> _Written request_
Select each line where the word "status" appears.

══ Extracted information ══

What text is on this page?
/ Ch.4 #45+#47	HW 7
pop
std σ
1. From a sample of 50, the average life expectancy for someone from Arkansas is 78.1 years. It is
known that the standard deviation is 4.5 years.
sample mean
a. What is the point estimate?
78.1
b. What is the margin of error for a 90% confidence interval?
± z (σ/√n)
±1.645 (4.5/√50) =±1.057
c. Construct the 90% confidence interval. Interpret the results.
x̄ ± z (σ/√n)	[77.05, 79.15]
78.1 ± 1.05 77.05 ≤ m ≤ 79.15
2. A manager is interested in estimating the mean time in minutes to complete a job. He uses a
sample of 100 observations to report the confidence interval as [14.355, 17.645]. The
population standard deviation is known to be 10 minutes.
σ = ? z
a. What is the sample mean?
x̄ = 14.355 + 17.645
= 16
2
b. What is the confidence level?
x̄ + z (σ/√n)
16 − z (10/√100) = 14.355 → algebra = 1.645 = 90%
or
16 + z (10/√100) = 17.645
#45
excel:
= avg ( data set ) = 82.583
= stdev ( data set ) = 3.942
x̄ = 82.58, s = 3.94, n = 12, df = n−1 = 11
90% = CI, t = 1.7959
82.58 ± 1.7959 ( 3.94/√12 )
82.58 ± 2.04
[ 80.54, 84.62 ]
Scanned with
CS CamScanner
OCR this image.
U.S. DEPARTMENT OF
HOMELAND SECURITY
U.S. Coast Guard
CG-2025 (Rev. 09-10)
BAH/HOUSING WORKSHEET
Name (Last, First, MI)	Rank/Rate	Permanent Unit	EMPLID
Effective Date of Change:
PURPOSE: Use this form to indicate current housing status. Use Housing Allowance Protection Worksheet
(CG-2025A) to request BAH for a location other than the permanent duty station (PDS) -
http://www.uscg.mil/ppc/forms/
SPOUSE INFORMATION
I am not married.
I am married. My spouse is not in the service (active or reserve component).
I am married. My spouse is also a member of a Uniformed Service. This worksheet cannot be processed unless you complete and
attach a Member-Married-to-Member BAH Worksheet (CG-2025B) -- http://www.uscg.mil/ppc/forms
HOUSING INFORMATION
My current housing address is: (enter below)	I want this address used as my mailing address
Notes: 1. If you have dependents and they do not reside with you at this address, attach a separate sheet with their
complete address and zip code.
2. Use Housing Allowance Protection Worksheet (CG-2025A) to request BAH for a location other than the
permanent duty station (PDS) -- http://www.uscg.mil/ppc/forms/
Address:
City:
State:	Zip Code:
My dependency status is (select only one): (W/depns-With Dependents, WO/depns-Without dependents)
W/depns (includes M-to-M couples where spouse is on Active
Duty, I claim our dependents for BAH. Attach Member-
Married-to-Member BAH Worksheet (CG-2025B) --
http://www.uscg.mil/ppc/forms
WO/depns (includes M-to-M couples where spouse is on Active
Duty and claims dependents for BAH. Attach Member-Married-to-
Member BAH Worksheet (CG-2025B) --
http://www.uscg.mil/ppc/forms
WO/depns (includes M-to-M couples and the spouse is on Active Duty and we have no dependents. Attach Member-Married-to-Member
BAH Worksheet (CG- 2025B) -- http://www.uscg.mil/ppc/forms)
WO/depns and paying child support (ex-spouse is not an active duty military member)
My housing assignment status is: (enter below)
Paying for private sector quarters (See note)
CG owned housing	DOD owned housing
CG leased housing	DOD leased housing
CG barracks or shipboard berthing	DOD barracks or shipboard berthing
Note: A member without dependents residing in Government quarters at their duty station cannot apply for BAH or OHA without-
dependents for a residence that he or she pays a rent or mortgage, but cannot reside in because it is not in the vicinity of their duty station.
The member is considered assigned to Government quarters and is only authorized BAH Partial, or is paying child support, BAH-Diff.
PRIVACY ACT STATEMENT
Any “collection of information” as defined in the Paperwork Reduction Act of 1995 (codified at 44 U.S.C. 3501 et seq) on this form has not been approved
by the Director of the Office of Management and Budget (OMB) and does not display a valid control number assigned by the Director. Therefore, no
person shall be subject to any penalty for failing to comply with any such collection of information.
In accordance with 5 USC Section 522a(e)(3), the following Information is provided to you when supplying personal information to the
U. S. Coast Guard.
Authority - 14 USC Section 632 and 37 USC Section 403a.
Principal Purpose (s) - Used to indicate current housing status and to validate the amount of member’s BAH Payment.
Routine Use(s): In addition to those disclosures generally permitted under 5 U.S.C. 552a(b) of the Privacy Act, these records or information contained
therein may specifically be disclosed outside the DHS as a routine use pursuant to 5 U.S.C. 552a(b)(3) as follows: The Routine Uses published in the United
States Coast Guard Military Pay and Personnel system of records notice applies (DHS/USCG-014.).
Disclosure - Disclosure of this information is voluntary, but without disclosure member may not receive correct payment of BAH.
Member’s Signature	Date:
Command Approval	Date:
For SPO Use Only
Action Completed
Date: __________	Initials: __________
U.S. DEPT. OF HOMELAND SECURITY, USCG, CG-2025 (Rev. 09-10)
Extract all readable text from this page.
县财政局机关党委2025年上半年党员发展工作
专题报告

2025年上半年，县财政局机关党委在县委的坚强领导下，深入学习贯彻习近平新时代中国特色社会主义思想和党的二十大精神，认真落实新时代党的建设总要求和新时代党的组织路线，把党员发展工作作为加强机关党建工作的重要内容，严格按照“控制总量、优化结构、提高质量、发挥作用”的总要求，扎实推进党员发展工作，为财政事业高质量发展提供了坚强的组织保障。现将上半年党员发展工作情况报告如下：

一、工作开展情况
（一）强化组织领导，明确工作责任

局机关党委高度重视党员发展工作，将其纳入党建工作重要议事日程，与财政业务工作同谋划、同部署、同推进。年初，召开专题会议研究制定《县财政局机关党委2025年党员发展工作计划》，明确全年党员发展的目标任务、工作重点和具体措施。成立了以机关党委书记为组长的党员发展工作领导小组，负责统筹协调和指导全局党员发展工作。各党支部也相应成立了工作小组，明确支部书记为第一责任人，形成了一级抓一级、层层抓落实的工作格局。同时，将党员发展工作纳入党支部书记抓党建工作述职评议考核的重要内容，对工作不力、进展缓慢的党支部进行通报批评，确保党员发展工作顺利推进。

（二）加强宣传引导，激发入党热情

═══

> _Response_
PURPOSE: Use this form to indicate current housing status. Use Housing Allowance Protection Worksheet
My dependency status is (select only one): (W/depns-With Dependents, WO/depns-Without dependents)
My housing assignment status is: (enter below)
Principal Purpose (s) - Used to indicate current housing status and to validate the amount of member’s BAH Payment.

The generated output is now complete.